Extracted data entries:
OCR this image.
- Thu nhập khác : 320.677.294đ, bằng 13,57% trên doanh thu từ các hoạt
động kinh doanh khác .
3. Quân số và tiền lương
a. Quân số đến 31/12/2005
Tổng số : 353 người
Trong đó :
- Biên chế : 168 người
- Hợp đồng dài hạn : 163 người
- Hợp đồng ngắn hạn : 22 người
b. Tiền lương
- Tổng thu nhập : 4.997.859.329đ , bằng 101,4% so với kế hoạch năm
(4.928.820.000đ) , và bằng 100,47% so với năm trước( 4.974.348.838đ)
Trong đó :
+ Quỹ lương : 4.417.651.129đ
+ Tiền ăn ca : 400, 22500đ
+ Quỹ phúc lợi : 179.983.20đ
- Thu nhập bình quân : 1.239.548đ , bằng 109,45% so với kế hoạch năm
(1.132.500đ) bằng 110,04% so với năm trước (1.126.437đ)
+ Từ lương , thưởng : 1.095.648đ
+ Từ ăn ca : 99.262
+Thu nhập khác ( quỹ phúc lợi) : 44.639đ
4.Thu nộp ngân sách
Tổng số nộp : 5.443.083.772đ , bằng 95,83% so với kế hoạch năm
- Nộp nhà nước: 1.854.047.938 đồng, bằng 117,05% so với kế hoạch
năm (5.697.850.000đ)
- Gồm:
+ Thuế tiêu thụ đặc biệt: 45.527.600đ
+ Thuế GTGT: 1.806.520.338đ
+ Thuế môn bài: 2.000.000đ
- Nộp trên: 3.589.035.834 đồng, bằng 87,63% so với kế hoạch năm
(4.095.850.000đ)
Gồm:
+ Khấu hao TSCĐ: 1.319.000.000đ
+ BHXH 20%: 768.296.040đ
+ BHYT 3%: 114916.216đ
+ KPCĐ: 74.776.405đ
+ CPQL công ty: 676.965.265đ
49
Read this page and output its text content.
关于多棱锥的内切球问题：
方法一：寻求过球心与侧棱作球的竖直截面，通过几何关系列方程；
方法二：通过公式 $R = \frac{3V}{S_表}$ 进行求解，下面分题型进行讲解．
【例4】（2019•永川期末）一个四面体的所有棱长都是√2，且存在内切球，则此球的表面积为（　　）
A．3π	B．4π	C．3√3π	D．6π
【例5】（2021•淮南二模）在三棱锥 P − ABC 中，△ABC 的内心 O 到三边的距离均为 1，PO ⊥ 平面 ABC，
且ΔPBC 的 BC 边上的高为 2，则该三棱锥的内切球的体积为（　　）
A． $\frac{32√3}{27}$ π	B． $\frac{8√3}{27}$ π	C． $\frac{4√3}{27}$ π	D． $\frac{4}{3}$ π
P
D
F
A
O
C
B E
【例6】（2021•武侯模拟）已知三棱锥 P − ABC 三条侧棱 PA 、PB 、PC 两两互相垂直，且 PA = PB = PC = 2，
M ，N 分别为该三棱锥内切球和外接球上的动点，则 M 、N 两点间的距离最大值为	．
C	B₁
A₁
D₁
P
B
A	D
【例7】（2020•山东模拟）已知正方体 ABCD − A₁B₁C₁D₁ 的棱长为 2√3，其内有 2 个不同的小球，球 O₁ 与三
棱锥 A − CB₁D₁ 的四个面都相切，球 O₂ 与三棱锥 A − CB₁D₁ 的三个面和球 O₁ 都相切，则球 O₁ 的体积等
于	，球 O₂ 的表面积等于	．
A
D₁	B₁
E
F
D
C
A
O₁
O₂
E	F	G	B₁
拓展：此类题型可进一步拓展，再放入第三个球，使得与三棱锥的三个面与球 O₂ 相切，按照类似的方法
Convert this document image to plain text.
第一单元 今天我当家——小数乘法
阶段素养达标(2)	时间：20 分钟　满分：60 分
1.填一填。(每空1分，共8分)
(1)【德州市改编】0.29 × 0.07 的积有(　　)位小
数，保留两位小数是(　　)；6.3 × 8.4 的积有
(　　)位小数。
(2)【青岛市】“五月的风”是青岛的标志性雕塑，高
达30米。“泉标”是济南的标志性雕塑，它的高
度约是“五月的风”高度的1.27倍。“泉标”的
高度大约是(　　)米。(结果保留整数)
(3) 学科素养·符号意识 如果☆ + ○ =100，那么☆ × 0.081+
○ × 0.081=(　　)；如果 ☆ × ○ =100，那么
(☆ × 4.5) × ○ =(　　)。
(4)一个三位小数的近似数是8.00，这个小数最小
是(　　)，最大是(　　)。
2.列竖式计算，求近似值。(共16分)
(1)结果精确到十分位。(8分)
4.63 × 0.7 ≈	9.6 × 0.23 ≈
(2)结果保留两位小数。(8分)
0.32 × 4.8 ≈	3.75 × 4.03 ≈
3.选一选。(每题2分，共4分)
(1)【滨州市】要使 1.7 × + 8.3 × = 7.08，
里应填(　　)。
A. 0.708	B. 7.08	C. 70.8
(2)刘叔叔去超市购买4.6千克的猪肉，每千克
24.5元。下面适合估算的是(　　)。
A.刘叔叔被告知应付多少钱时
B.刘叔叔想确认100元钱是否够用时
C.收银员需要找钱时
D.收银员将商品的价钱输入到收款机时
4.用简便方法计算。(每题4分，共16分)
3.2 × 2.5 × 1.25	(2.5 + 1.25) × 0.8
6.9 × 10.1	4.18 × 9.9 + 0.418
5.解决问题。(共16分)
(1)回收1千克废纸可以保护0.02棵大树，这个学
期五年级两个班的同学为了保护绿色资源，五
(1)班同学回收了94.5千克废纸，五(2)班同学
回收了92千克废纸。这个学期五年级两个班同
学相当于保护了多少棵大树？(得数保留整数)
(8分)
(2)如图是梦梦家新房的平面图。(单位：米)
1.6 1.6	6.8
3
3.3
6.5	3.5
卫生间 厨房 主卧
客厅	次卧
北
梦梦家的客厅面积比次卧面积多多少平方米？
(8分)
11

- _EXERCISE TASK_: From the material above, copy each line that includes the word "doanh".

- _WORKED ANSWER_:
- Thu nhập khác : 320.677.294đ, bằng 13,57% trên doanh thu từ các hoạt
động kinh doanh khác .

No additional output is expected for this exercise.